- Task set
[1] In the passage on modelling the A72 frontend, how many micro-operations can the Cortex A72's frontend dispatch per cycle?
[2] Continue the passage on modelling the A72 frontend from the point where it stops.

\section{Manually modelling the A72 frontend}

\todo{}

\subsection{Finding micro-operation count for each instruction}

As we saw in \autoref{sec:a72_descr}, the Cortex A72's frontend can only
dispatch three \uops{} per cycle. The first important data to collect, thus, is
the number of \uops{} each instruction is decoded into.

To that end, the optimisation manual~\cite{ref:a72_optim} helps, but is not
thorough enough: for each instruction, it lists the ports on which load is
incurred, which sets a lower bound to the number of \uops{} the instruction is
decomposed into. This approach, however, is not really satisfying. First,
because it cannot be reproduced for another architecture whose optimisation
manual is not as detailed, cannot be automated, and fully trusts the
manufacturer. Second, because if an instruction loads \eg{} the integer ports,
it may have a single or multiple \uops{} executed on the integer ports; the
manual is only helpful to some extent to determine this.

\medskip{}

We instead use an approach akin to \palmed{}' saturating kernels, itself
inspired by Agner Fog's method to identify ports in the absence of hardware
counters~\cite{AgnerFog}. To this end, we assume the availability of a port
mapping for the backend ---~in the case of the Cortex A72, we use \palmed{}'s
output, sometimes manually confronted with the software optimisation
guide~\cite{ref:a72_optim}; \uopsinfo{} could also be used on the architectures
it models.

- Data block
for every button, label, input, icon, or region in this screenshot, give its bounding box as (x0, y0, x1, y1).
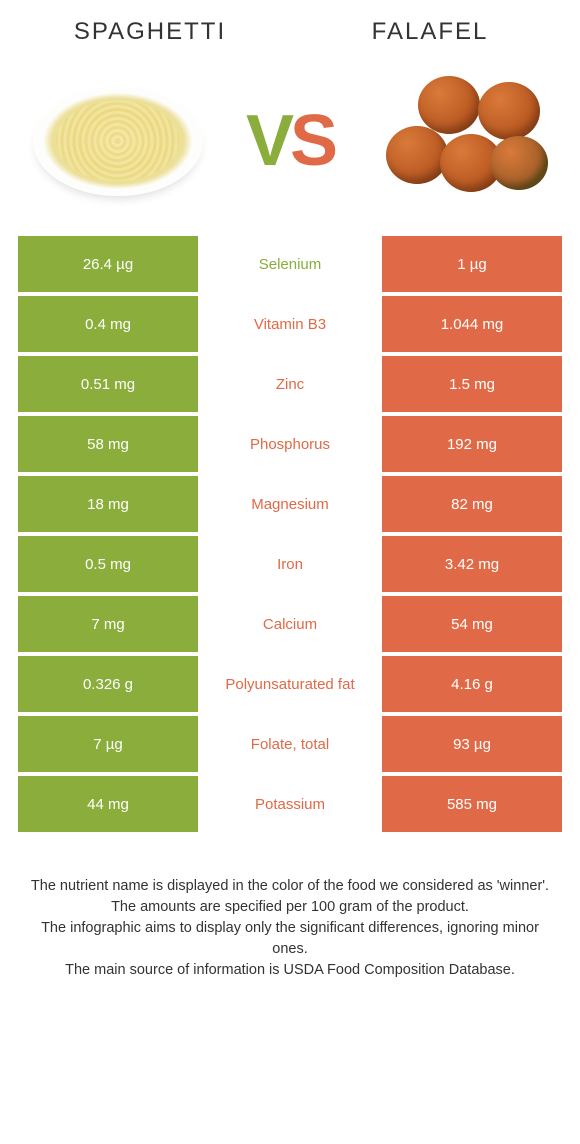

- Answers given
[1] Three micro-operations per cycle.

[2]
The \palmed{} resource mapping we use as a basis is composed of 1\,975
instructions. To make this more manageable in a semi-automated method, we reuse the instruction classes provided by \palmed{}, introduced in
\autoref{sec:palmed_design}, as instructions in the same class are mapped to
the same resources, and thus are decomposed into the same \uops{}; this results
in only 98 classes of instructions.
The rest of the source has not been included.